▶ **Stated task**: Every entry below should be transcribed exactly; pictures stay out of the copy.

▶ **Records from a data collection**:

▶

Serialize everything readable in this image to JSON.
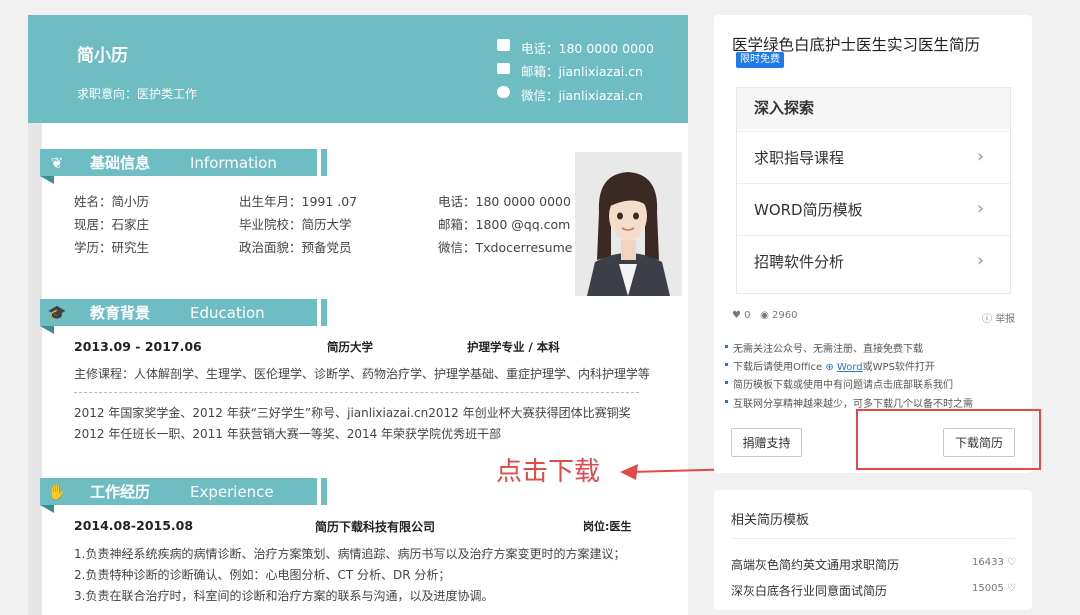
{
  "resume": {
    "name": "简小历",
    "intent_label": "求职意向：",
    "intent_value": "医护类工作",
    "contact": {
      "phone": "电话：180 0000 0000",
      "email": "邮箱：jianlixiazai.cn",
      "wechat": "微信：jianlixiazai.cn"
    },
    "sections": {
      "basic": {
        "cn": "基础信息",
        "en": "Information"
      },
      "edu": {
        "cn": "教育背景",
        "en": "Education"
      },
      "work": {
        "cn": "工作经历",
        "en": "Experience"
      }
    },
    "basic_info": [
      [
        "姓名：简小历",
        "出生年月：1991 .07",
        "电话：180 0000 0000"
      ],
      [
        "现居：石家庄",
        "毕业院校：简历大学",
        "邮箱：1800 @qq.com"
      ],
      [
        "学历：研究生",
        "政治面貌：预备党员",
        "微信：Txdocerresume"
      ]
    ],
    "education": {
      "period": "2013.09 - 2017.06",
      "school": "简历大学",
      "major": "护理学专业 / 本科",
      "courses": "主修课程：人体解剖学、生理学、医伦理学、诊断学、药物治疗学、护理学基础、重症护理学、内科护理学等",
      "honor1": "2012 年国家奖学金、2012 年获“三好学生”称号、jianlixiazai.cn2012 年创业杯大赛获得团体比赛铜奖",
      "honor2": "2012 年任班长一职、2011 年获营销大赛一等奖、2014 年荣获学院优秀班干部"
    },
    "work": {
      "period": "2014.08-2015.08",
      "company": "简历下载科技有限公司",
      "position": "岗位:医生",
      "duty1": "1.负责神经系统疾病的病情诊断、治疗方案策划、病情追踪、病历书写以及治疗方案变更时的方案建议；",
      "duty2": "2.负责特种诊断的诊断确认、例如：心电图分析、CT 分析、DR 分析；",
      "duty3": "3.负责在联合治疗时，科室间的诊断和治疗方案的联系与沟通，以及进度协调。"
    }
  },
  "annotation": {
    "text": "点击下载",
    "color": "#e04a4a"
  },
  "sidebar": {
    "title": "医学绿色白底护士医生实习医生简历",
    "badge": "限时免费",
    "explore_title": "深入探索",
    "explore_items": [
      "求职指导课程",
      "WORD简历模板",
      "招聘软件分析"
    ],
    "likes": "0",
    "views": "2960",
    "report": "举报",
    "notes": [
      "无需关注公众号、无需注册、直接免费下载",
      "下载后请使用Office ",
      "Word",
      "或WPS软件打开",
      "简历模板下载或使用中有问题请点击底部联系我们",
      "互联网分享精神越来越少，可多下载几个以备不时之需"
    ],
    "donate_label": "捐赠支持",
    "download_label": "下载简历",
    "related_title": "相关简历模板",
    "related": [
      {
        "name": "高端灰色简约英文通用求职简历",
        "count": "16433"
      },
      {
        "name": "深灰白底各行业同意面试简历",
        "count": "15005"
      }
    ]
  },
  "colors": {
    "accent": "#6ebdc2",
    "accent_dark": "#3d8c91",
    "link": "#2e74c9",
    "highlight": "#e04a4a"
  }
}
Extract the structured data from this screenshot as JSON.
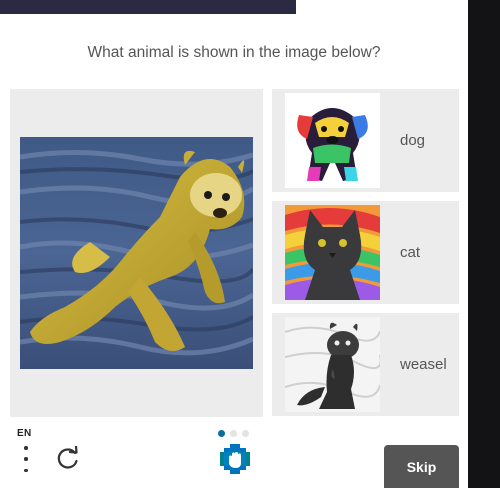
{
  "prompt": "What animal is shown in the image below?",
  "task_image": {
    "icon": "weasel-painting-image"
  },
  "choices": [
    {
      "label": "dog",
      "icon": "dog-image"
    },
    {
      "label": "cat",
      "icon": "cat-image"
    },
    {
      "label": "weasel",
      "icon": "weasel-image"
    }
  ],
  "footer": {
    "language": "EN",
    "pager": {
      "count": 3,
      "active_index": 0
    },
    "skip_label": "Skip"
  },
  "colors": {
    "panel_bg": "#ececec",
    "pager_active": "#0a6f9a",
    "skip_bg": "#555555",
    "backdrop": "#131315"
  }
}
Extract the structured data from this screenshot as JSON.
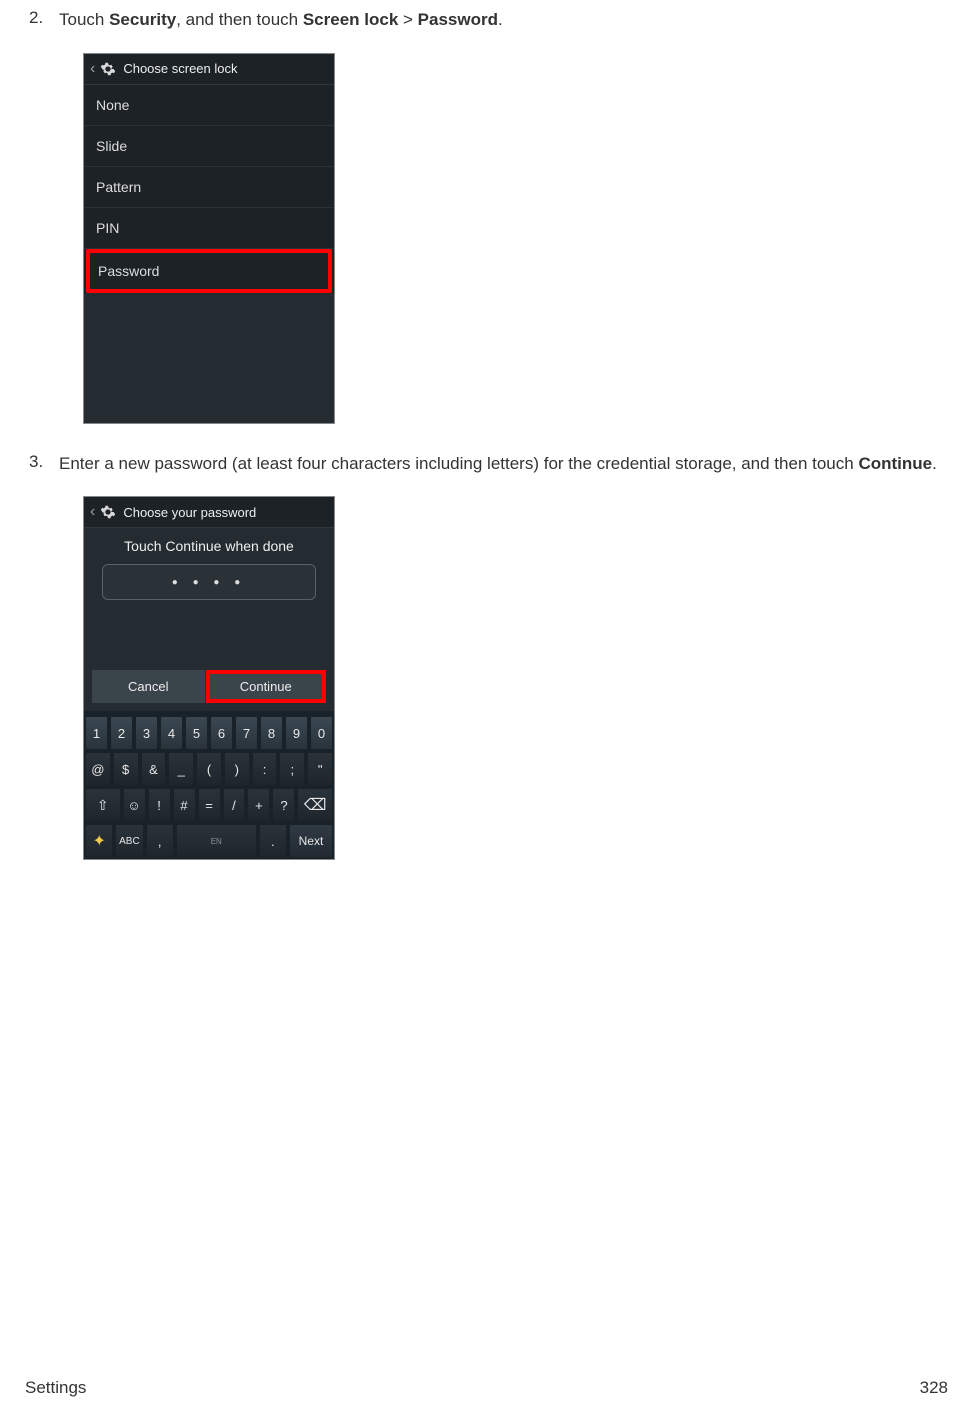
{
  "steps": {
    "s2": {
      "num": "2.",
      "pre": "Touch ",
      "bold1": "Security",
      "mid": ", and then touch ",
      "bold2": "Screen lock",
      "sep": " > ",
      "bold3": "Password",
      "end": "."
    },
    "s3": {
      "num": "3.",
      "pre": "Enter a new password (at least four characters including letters) for the credential storage, and then touch ",
      "bold1": "Continue",
      "end": "."
    }
  },
  "shot1": {
    "title": "Choose screen lock",
    "items": [
      "None",
      "Slide",
      "Pattern",
      "PIN"
    ],
    "highlighted": "Password"
  },
  "shot2": {
    "title": "Choose your password",
    "subheader": "Touch Continue when done",
    "dots": "● ● ● ●",
    "cancel": "Cancel",
    "cont": "Continue",
    "keys": {
      "row1": [
        "1",
        "2",
        "3",
        "4",
        "5",
        "6",
        "7",
        "8",
        "9",
        "0"
      ],
      "row2": [
        "@",
        "$",
        "&",
        "_",
        "(",
        ")",
        ":",
        ";",
        "\""
      ],
      "row3": [
        "⇧",
        "☺",
        "!",
        "#",
        "=",
        "/",
        "+",
        "?",
        "⌫"
      ],
      "row4_abc": "ABC",
      "row4_comma": ",",
      "row4_space": "EN",
      "row4_period": ".",
      "row4_next": "Next"
    }
  },
  "footer": {
    "section": "Settings",
    "page": "328"
  }
}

◀

▶ **Task output**:
Serialize everything readable in this image to JSON.
{
  "resume": {
    "name": "简小历",
    "intent_label": "求职意向：",
    "intent_value": "医护类工作",
    "contact": {
      "phone": "电话：180 0000 0000",
      "email": "邮箱：jianlixiazai.cn",
      "wechat": "微信：jianlixiazai.cn"
    },
    "sections": {
      "basic": {
        "cn": "基础信息",
        "en": "Information"
      },
      "edu": {
        "cn": "教育背景",
        "en": "Education"
      },
      "work": {
        "cn": "工作经历",
        "en": "Experience"
      }
    },
    "basic_info": [
      [
        "姓名：简小历",
        "出生年月：1991 .07",
        "电话：180 0000 0000"
      ],
      [
        "现居：石家庄",
        "毕业院校：简历大学",
        "邮箱：1800 @qq.com"
      ],
      [
        "学历：研究生",
        "政治面貌：预备党员",
        "微信：Txdocerresume"
      ]
    ],
    "education": {
      "period": "2013.09 - 2017.06",
      "school": "简历大学",
      "major": "护理学专业 / 本科",
      "courses": "主修课程：人体解剖学、生理学、医伦理学、诊断学、药物治疗学、护理学基础、重症护理学、内科护理学等",
      "honor1": "2012 年国家奖学金、2012 年获“三好学生”称号、jianlixiazai.cn2012 年创业杯大赛获得团体比赛铜奖",
      "honor2": "2012 年任班长一职、2011 年获营销大赛一等奖、2014 年荣获学院优秀班干部"
    },
    "work": {
      "period": "2014.08-2015.08",
      "company": "简历下载科技有限公司",
      "position": "岗位:医生",
      "duty1": "1.负责神经系统疾病的病情诊断、治疗方案策划、病情追踪、病历书写以及治疗方案变更时的方案建议；",
      "duty2": "2.负责特种诊断的诊断确认、例如：心电图分析、CT 分析、DR 分析；",
      "duty3": "3.负责在联合治疗时，科室间的诊断和治疗方案的联系与沟通，以及进度协调。"
    }
  },
  "annotation": {
    "text": "点击下载",
    "color": "#e04a4a"
  },
  "sidebar": {
    "title": "医学绿色白底护士医生实习医生简历",
    "badge": "限时免费",
    "explore_title": "深入探索",
    "explore_items": [
      "求职指导课程",
      "WORD简历模板",
      "招聘软件分析"
    ],
    "likes": "0",
    "views": "2960",
    "report": "举报",
    "notes": [
      "无需关注公众号、无需注册、直接免费下载",
      "下载后请使用Office ",
      "Word",
      "或WPS软件打开",
      "简历模板下载或使用中有问题请点击底部联系我们",
      "互联网分享精神越来越少，可多下载几个以备不时之需"
    ],
    "donate_label": "捐赠支持",
    "download_label": "下载简历",
    "related_title": "相关简历模板",
    "related": [
      {
        "name": "高端灰色简约英文通用求职简历",
        "count": "16433"
      },
      {
        "name": "深灰白底各行业同意面试简历",
        "count": "15005"
      }
    ]
  },
  "colors": {
    "accent": "#6ebdc2",
    "accent_dark": "#3d8c91",
    "link": "#2e74c9",
    "highlight": "#e04a4a"
  }
}
Extract the structured data from this screenshot as JSON.
{
  "prompt": "What animal is shown in the image below?",
  "task_image": {
    "icon": "weasel-painting-image"
  },
  "choices": [
    {
      "label": "dog",
      "icon": "dog-image"
    },
    {
      "label": "cat",
      "icon": "cat-image"
    },
    {
      "label": "weasel",
      "icon": "weasel-image"
    }
  ],
  "footer": {
    "language": "EN",
    "pager": {
      "count": 3,
      "active_index": 0
    },
    "skip_label": "Skip"
  },
  "colors": {
    "panel_bg": "#ececec",
    "pager_active": "#0a6f9a",
    "skip_bg": "#555555",
    "backdrop": "#131315"
  }
}
Extract the structured data from this screenshot as JSON.
{
  "steps": {
    "s2": {
      "num": "2.",
      "pre": "Touch ",
      "bold1": "Security",
      "mid": ", and then touch ",
      "bold2": "Screen lock",
      "sep": " > ",
      "bold3": "Password",
      "end": "."
    },
    "s3": {
      "num": "3.",
      "pre": "Enter a new password (at least four characters including letters) for the credential storage, and then touch ",
      "bold1": "Continue",
      "end": "."
    }
  },
  "shot1": {
    "title": "Choose screen lock",
    "items": [
      "None",
      "Slide",
      "Pattern",
      "PIN"
    ],
    "highlighted": "Password"
  },
  "shot2": {
    "title": "Choose your password",
    "subheader": "Touch Continue when done",
    "dots": "● ● ● ●",
    "cancel": "Cancel",
    "cont": "Continue",
    "keys": {
      "row1": [
        "1",
        "2",
        "3",
        "4",
        "5",
        "6",
        "7",
        "8",
        "9",
        "0"
      ],
      "row2": [
        "@",
        "$",
        "&",
        "_",
        "(",
        ")",
        ":",
        ";",
        "\""
      ],
      "row3": [
        "⇧",
        "☺",
        "!",
        "#",
        "=",
        "/",
        "+",
        "?",
        "⌫"
      ],
      "row4_abc": "ABC",
      "row4_comma": ",",
      "row4_space": "EN",
      "row4_period": ".",
      "row4_next": "Next"
    }
  },
  "footer": {
    "section": "Settings",
    "page": "328"
  }
}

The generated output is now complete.